Start RECORDS FOR THE EXERCISE

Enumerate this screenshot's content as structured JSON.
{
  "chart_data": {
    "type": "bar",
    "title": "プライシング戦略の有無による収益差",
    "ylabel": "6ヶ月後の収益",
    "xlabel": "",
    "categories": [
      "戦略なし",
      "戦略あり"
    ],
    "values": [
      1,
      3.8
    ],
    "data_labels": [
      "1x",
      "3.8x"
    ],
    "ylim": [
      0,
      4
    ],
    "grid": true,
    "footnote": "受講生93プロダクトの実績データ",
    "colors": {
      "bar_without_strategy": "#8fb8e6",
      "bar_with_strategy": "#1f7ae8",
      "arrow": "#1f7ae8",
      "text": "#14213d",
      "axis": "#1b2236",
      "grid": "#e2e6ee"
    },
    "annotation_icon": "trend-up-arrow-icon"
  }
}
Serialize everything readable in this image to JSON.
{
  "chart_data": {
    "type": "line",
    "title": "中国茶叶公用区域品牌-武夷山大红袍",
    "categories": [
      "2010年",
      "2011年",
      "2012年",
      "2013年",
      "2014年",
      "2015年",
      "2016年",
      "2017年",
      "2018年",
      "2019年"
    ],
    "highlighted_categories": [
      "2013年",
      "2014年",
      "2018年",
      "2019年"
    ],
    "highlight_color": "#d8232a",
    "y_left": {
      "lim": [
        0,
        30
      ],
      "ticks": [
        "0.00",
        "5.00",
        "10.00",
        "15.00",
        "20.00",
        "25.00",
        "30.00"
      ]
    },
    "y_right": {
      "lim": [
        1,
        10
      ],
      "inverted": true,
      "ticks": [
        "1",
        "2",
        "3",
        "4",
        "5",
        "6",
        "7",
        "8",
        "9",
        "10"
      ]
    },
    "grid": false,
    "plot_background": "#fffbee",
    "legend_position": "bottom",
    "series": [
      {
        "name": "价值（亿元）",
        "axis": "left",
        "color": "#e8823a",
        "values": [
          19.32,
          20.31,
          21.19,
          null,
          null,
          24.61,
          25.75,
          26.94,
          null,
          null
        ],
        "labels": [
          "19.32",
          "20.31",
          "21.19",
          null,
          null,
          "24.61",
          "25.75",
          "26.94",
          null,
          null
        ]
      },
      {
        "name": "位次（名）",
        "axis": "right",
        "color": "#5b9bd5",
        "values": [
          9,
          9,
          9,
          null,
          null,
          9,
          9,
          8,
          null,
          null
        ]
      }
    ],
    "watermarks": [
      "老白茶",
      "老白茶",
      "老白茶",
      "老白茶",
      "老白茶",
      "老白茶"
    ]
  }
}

End RECORDS FOR THE EXERCISE
Start RECORDS FOR THE EXERCISE

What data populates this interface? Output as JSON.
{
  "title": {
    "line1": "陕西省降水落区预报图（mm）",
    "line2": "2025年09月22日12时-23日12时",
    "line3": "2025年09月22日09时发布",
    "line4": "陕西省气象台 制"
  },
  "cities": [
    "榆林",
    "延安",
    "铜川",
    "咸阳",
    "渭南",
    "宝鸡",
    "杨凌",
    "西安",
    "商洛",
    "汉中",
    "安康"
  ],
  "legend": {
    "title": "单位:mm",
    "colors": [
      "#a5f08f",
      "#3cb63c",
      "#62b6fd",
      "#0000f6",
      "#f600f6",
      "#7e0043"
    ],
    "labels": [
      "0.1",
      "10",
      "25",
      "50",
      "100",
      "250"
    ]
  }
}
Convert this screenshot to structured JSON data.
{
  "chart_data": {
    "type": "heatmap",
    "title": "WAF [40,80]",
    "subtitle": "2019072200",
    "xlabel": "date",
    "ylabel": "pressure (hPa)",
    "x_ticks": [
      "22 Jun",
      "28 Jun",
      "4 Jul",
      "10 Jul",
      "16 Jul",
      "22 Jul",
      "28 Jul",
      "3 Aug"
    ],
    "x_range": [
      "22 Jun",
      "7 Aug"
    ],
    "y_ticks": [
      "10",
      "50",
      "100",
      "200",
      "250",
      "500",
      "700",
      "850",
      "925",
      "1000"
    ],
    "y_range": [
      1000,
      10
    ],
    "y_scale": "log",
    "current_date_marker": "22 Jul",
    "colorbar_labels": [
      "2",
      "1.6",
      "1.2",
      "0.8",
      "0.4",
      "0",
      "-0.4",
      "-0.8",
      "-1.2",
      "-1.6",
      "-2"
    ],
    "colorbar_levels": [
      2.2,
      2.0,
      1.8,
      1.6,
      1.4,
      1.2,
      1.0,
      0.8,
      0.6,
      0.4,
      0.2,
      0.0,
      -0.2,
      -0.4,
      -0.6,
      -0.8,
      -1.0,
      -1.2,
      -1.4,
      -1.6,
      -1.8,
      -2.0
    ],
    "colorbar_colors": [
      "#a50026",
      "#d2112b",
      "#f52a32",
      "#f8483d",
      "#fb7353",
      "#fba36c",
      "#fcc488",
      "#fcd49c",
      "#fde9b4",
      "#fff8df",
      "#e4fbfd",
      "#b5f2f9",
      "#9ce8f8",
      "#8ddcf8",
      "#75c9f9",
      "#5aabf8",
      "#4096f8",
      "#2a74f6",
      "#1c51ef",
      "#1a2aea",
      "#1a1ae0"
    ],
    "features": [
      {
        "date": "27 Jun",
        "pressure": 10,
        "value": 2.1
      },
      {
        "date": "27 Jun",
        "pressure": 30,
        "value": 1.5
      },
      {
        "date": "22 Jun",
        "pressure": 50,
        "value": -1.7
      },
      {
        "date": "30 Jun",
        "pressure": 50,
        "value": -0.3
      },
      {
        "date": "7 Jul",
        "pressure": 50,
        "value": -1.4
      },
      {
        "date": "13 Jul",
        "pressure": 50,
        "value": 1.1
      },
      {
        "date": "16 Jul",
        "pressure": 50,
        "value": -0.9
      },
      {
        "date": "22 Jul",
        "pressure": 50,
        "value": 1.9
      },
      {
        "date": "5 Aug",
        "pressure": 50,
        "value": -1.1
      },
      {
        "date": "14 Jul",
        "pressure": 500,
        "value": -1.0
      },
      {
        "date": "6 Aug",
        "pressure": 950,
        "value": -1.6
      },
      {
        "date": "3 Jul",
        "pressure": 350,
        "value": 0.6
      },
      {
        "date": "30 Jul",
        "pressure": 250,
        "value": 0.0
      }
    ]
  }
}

End RECORDS FOR THE EXERCISE

# [WRITTEN INSTRUCTION]
How many of the listing's lines contain "this"? Respond with a single number and nothing else.

# [EXERCISE ANSWER]
4